## Problem requirements
Format every line of the items below as a Markdown table with the columns "Row" and "Line." Skip blank lines and leave out the pictures.

## Given data

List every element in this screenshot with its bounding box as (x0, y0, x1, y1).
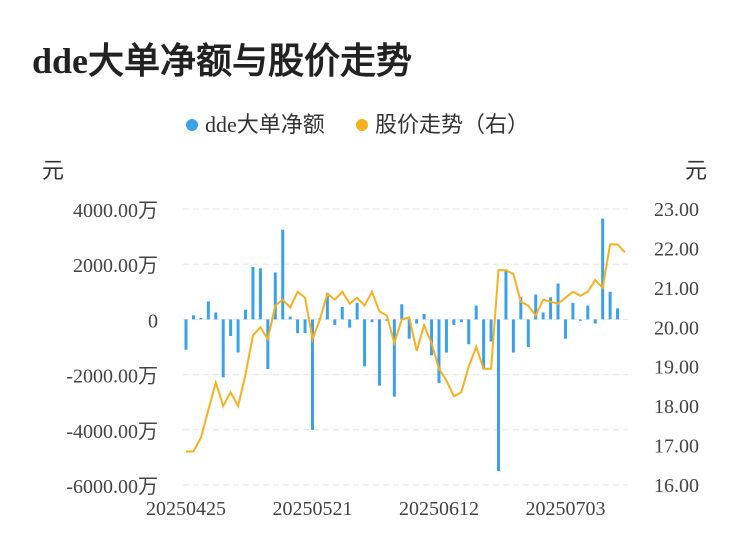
bar (563, 319, 567, 339)
bar (422, 313, 426, 320)
y-right-tick-label: 16.00 (654, 475, 699, 497)
bar (593, 319, 597, 324)
bar (601, 218, 605, 320)
bar (325, 293, 329, 320)
bar (526, 319, 530, 347)
bar (303, 319, 307, 334)
y-right-tick-label: 19.00 (654, 357, 699, 379)
bar (288, 316, 292, 320)
y-right-tick-label: 20.00 (654, 317, 699, 339)
price-line (186, 243, 626, 453)
bar (571, 302, 575, 320)
bar (377, 319, 381, 386)
y-right-tick-label: 21.00 (654, 278, 699, 300)
bar (385, 319, 389, 321)
legend-marker-price (356, 119, 368, 131)
y-left-tick-label: 0 (148, 310, 158, 332)
bar (400, 304, 404, 320)
bar (482, 319, 486, 370)
bar (534, 294, 538, 320)
bar (370, 319, 374, 323)
bar (191, 315, 195, 320)
bar (504, 269, 508, 320)
bar (206, 301, 210, 320)
x-tick-label: 20250703 (525, 498, 605, 520)
bar (407, 319, 411, 339)
bar (489, 319, 493, 342)
bar (296, 319, 300, 334)
bar (474, 305, 478, 320)
bar (221, 319, 225, 378)
y-left-tick-label: -4000.00万 (66, 421, 158, 443)
bar (444, 319, 448, 353)
bar (415, 319, 419, 324)
bar (310, 319, 314, 430)
bar (355, 302, 359, 320)
bar (229, 319, 233, 336)
bar (616, 308, 620, 320)
line-series (186, 243, 626, 453)
legend-label-dde: dde大单净额 (205, 112, 325, 137)
bar (236, 319, 240, 353)
legend: dde大单净额 股价走势（右） (186, 112, 529, 137)
bar (184, 319, 188, 350)
bar (251, 266, 255, 320)
bar (549, 297, 553, 320)
bar (452, 319, 456, 325)
bar (519, 297, 523, 320)
bar (578, 319, 582, 321)
y-left-tick-label: 2000.00万 (73, 255, 158, 277)
bar (266, 319, 270, 370)
bar (556, 283, 560, 320)
bar (586, 305, 590, 320)
bar (392, 319, 396, 397)
y-left-tick-label: -2000.00万 (66, 366, 158, 388)
bar (511, 319, 515, 353)
y-left-axis-label: 元 (42, 158, 64, 183)
bar (437, 319, 441, 383)
bar (281, 229, 285, 320)
bar (258, 268, 262, 320)
page-title: dde大单净额与股价走势 (32, 41, 413, 81)
y-right-axis: 23.00 22.00 21.00 20.00 19.00 18.00 17.00 16.00 (654, 199, 699, 497)
bar (273, 272, 277, 320)
x-tick-label: 20250521 (272, 498, 352, 520)
x-tick-label: 20250612 (399, 498, 479, 520)
y-right-tick-label: 18.00 (654, 396, 699, 418)
bar (459, 319, 463, 323)
bar (348, 319, 352, 328)
bar (497, 319, 501, 472)
legend-marker-dde (186, 119, 198, 131)
bar (608, 291, 612, 320)
y-right-tick-label: 23.00 (654, 199, 699, 221)
legend-label-price: 股价走势（右） (375, 112, 529, 137)
bar (430, 319, 434, 356)
x-axis: 20250425 20250521 20250612 20250703 (146, 498, 605, 520)
y-left-tick-label: -6000.00万 (66, 476, 158, 498)
bar (467, 319, 471, 345)
bar (340, 306, 344, 320)
y-left-tick-label: 4000.00万 (73, 200, 158, 222)
x-tick-label: 20250425 (146, 498, 226, 520)
y-right-axis-label: 元 (685, 158, 707, 183)
bar (333, 319, 337, 325)
bar (199, 318, 203, 320)
bar (244, 309, 248, 320)
y-right-tick-label: 17.00 (654, 436, 699, 458)
bar (363, 319, 367, 367)
y-left-axis: 4000.00万 2000.00万 0 -2000.00万 -4000.00万 -6000… (66, 200, 158, 498)
bar-series (184, 218, 620, 472)
y-right-tick-label: 22.00 (654, 238, 699, 260)
bar (214, 312, 218, 320)
bar (541, 312, 545, 320)
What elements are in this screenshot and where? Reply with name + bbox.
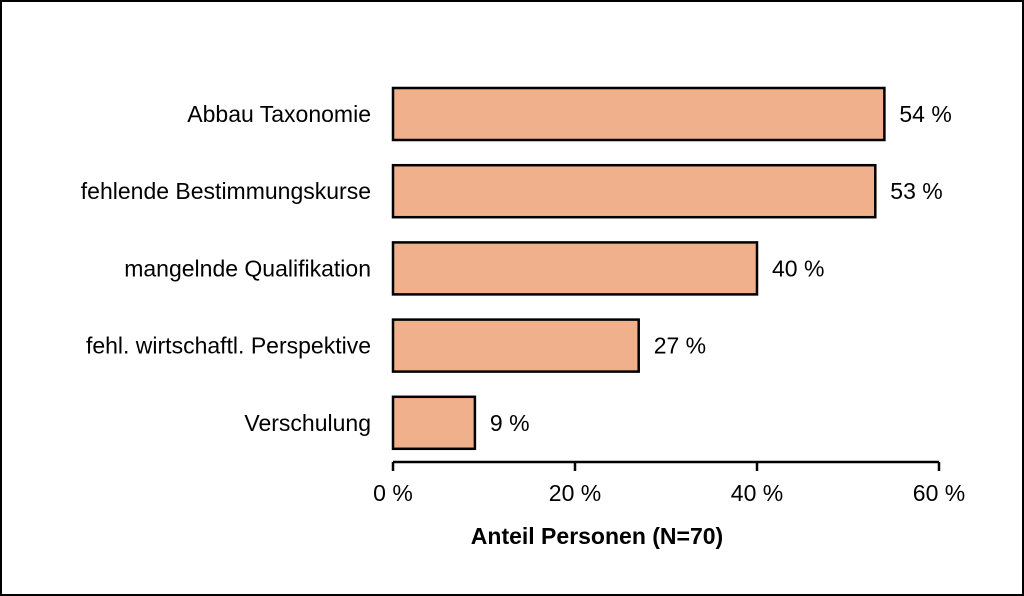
x-tick-label: 40 %	[731, 480, 783, 506]
x-tick-label: 0 %	[373, 480, 413, 506]
value-label: 27 %	[654, 333, 706, 359]
bar	[391, 86, 886, 142]
x-tick-label: 20 %	[549, 480, 601, 506]
category-label: mangelnde Qualifikation	[124, 255, 371, 281]
bar	[391, 163, 877, 219]
value-label: 40 %	[772, 255, 824, 281]
x-axis-title: Anteil Personen (N=70)	[471, 523, 723, 549]
category-label: fehlende Bestimmungskurse	[81, 178, 371, 204]
bar	[391, 241, 759, 296]
bar	[391, 395, 477, 451]
value-label: 53 %	[890, 178, 942, 204]
x-axis: 0 % 20 % 40 % 60 %	[373, 460, 965, 506]
category-labels: Abbau Taxonomie fehlende Bestimmungskurse…	[81, 101, 371, 436]
value-label: 9 %	[490, 410, 530, 436]
category-label: Abbau Taxonomie	[187, 101, 371, 127]
x-tick-label: 60 %	[913, 480, 965, 506]
value-label: 54 %	[899, 101, 951, 127]
bars-layer	[391, 86, 886, 451]
category-label: fehl. wirtschaftl. Perspektive	[86, 333, 371, 359]
bar	[391, 318, 640, 373]
category-label: Verschulung	[244, 410, 371, 436]
value-labels: 54 % 53 % 40 % 27 % 9 %	[490, 101, 952, 436]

## The response
| Row | Line |
|---|---|
| 1 | List every element in this screenshot with its bounding box as (x0, y0, x1, y1). |
| 2 | bar (563, 319, 567, 339) |
| 3 | bar (422, 313, 426, 320) |
| 4 | y-right-tick-label: 16.00 (654, 475, 699, 497) |
| 5 | bar (593, 319, 597, 324) |
| 6 | bar (601, 218, 605, 320) |
| 7 | bar (325, 293, 329, 320) |
| 8 | bar (526, 319, 530, 347) |
| 9 | bar (303, 319, 307, 334) |
| 10 | y-right-tick-label: 19.00 (654, 357, 699, 379) |
| 11 | bar (288, 316, 292, 320) |
| 12 | y-right-tick-label: 20.00 (654, 317, 699, 339) |
| 13 | price-line (186, 243, 626, 453) |
| 14 | bar (571, 302, 575, 320) |
| 15 | bar (377, 319, 381, 386) |
| 16 | y-right-tick-label: 21.00 (654, 278, 699, 300) |
| 17 | bar (385, 319, 389, 321) |
| 18 | legend-marker-price (356, 119, 368, 131) |
| 19 | y-left-tick-label: 0 (148, 310, 158, 332) |
| 20 | bar (400, 304, 404, 320) |
| 21 | bar (482, 319, 486, 370) |
| 22 | bar (534, 294, 538, 320) |
| 23 | bar (370, 319, 374, 323) |
| 24 | bar (191, 315, 195, 320) |
| 25 | bar (504, 269, 508, 320) |
| 26 | bar (206, 301, 210, 320) |
| 27 | x-tick-label: 20250703 (525, 498, 605, 520) |
| 28 | bar (407, 319, 411, 339) |
| 29 | bar (489, 319, 493, 342) |
| 30 | bar (296, 319, 300, 334) |
| 31 | bar (474, 305, 478, 320) |
| 32 | bar (221, 319, 225, 378) |
| 33 | y-left-tick-label: -4000.00万 (66, 421, 158, 443) |
| 34 | bar (444, 319, 448, 353) |
| 35 | bar (415, 319, 419, 324) |
| 36 | bar (310, 319, 314, 430) |
| 37 | bar (355, 302, 359, 320) |
| 38 | bar (229, 319, 233, 336) |
| 39 | bar (616, 308, 620, 320) |
| 40 | line-series (186, 243, 626, 453) |
| 41 | legend-label-dde: dde大单净额 (205, 112, 325, 137) |
| 42 | bar (236, 319, 240, 353) |
| 43 | legend: dde大单净额 股价走势（右） (186, 112, 529, 137) |
| 44 | bar (184, 319, 188, 350) |
| 45 | bar (251, 266, 255, 320) |
| 46 | bar (549, 297, 553, 320) |
| 47 | bar (452, 319, 456, 325) |
| 48 | bar (519, 297, 523, 320) |
| 49 | bar (578, 319, 582, 321) |
| 50 | y-left-tick-label: 2000.00万 (73, 255, 158, 277) |
| 51 | bar (266, 319, 270, 370) |
| 52 | bar (556, 283, 560, 320) |
| 53 | bar (586, 305, 590, 320) |
| 54 | bar (392, 319, 396, 397) |
| 55 | y-left-tick-label: -2000.00万 (66, 366, 158, 388) |
| 56 | bar (511, 319, 515, 353) |
| 57 | y-left-axis-label: 元 (42, 158, 64, 183) |
| 58 | bar (437, 319, 441, 383) |
| 59 | bar (281, 229, 285, 320) |
| 60 | bar (258, 268, 262, 320) |
| 61 | page-title: dde大单净额与股价走势 (32, 41, 413, 81) |
| 62 | y-right-axis: 23.00 22.00 21.00 20.00 19.00 18.00 17.00 16.00 (654, 199, 699, 497) |
| 63 | bar (273, 272, 277, 320) |
| 64 | x-tick-label: 20250521 (272, 498, 352, 520) |
| 65 | x-tick-label: 20250612 (399, 498, 479, 520) |
| 66 | y-right-tick-label: 18.00 (654, 396, 699, 418) |
| 67 | bar (459, 319, 463, 323) |
| 68 | bar (348, 319, 352, 328) |
| 69 | bar (497, 319, 501, 472) |
| 70 | legend-marker-dde (186, 119, 198, 131) |
| 71 | bar (608, 291, 612, 320) |
| 72 | y-right-tick-label: 23.00 (654, 199, 699, 221) |
| 73 | legend-label-price: 股价走势（右） (375, 112, 529, 137) |
| 74 | bar (430, 319, 434, 356) |
| 75 | x-axis: 20250425 20250521 20250612 20250703 (146, 498, 605, 520) |
| 76 | y-left-tick-label: -6000.00万 (66, 476, 158, 498) |
| 77 | bar (467, 319, 471, 345) |
| 78 | bar (340, 306, 344, 320) |
| 79 | y-left-tick-label: 4000.00万 (73, 200, 158, 222) |
| 80 | x-tick-label: 20250425 (146, 498, 226, 520) |
| 81 | y-right-axis-label: 元 (685, 158, 707, 183) |
| 82 | bar (333, 319, 337, 325) |
| 83 | bar (199, 318, 203, 320) |
| 84 | bar (244, 309, 248, 320) |
| 85 | y-right-tick-label: 17.00 (654, 436, 699, 458) |
| 86 | bar (363, 319, 367, 367) |
| 87 | y-left-axis: 4000.00万 2000.00万 0 -2000.00万 -4000.00万 -6000… (66, 200, 158, 498) |
| 88 | bar-series (184, 218, 620, 472) |
| 89 | y-right-tick-label: 22.00 (654, 238, 699, 260) |
| 90 | bar (214, 312, 218, 320) |
| 91 | bar (541, 312, 545, 320) |
| 92 | What elements are in this screenshot and where? Reply with name + bbox. |
| 93 | x-tick-label: 40 %	[731, 480, 783, 506] |
| 94 | x-tick-label: 0 %	[373, 480, 413, 506] |
| 95 | value-label: 27 %	[654, 333, 706, 359] |
| 96 | bar	[391, 86, 886, 142] |
| 97 | x-tick-label: 20 %	[549, 480, 601, 506] |
| 98 | category-label: mangelnde Qualifikation	[124, 255, 371, 281] |
| 99 | bar	[391, 163, 877, 219] |
| 100 | value-label: 40 %	[772, 255, 824, 281] |
| 101 | x-axis-title: Anteil Personen (N=70)	[471, 523, 723, 549] |
| 102 | category-label: fehlende Bestimmungskurse	[81, 178, 371, 204] |
| 103 | bar	[391, 241, 759, 296] |
| 104 | bar	[391, 395, 477, 451] |
| 105 | value-label: 53 %	[890, 178, 942, 204] |
| 106 | x-axis: 0 % 20 % 40 % 60 %	[373, 460, 965, 506] |
| 107 | category-labels: Abbau Taxonomie fehlende Bestimmungskurse…	[81, 101, 371, 436] |
| 108 | value-label: 9 %	[490, 410, 530, 436] |
| 109 | category-label: Abbau Taxonomie	[187, 101, 371, 127] |
| 110 | x-tick-label: 60 %	[913, 480, 965, 506] |
| 111 | value-label: 54 %	[899, 101, 951, 127] |
| 112 | bars-layer	[391, 86, 886, 451] |
| 113 | category-label: fehl. wirtschaftl. Perspektive	[86, 333, 371, 359] |
| 114 | bar	[391, 318, 640, 373] |
| 115 | category-label: Verschulung	[244, 410, 371, 436] |
| 116 | value-labels: 54 % 53 % 40 % 27 % 9 %	[490, 101, 952, 436] |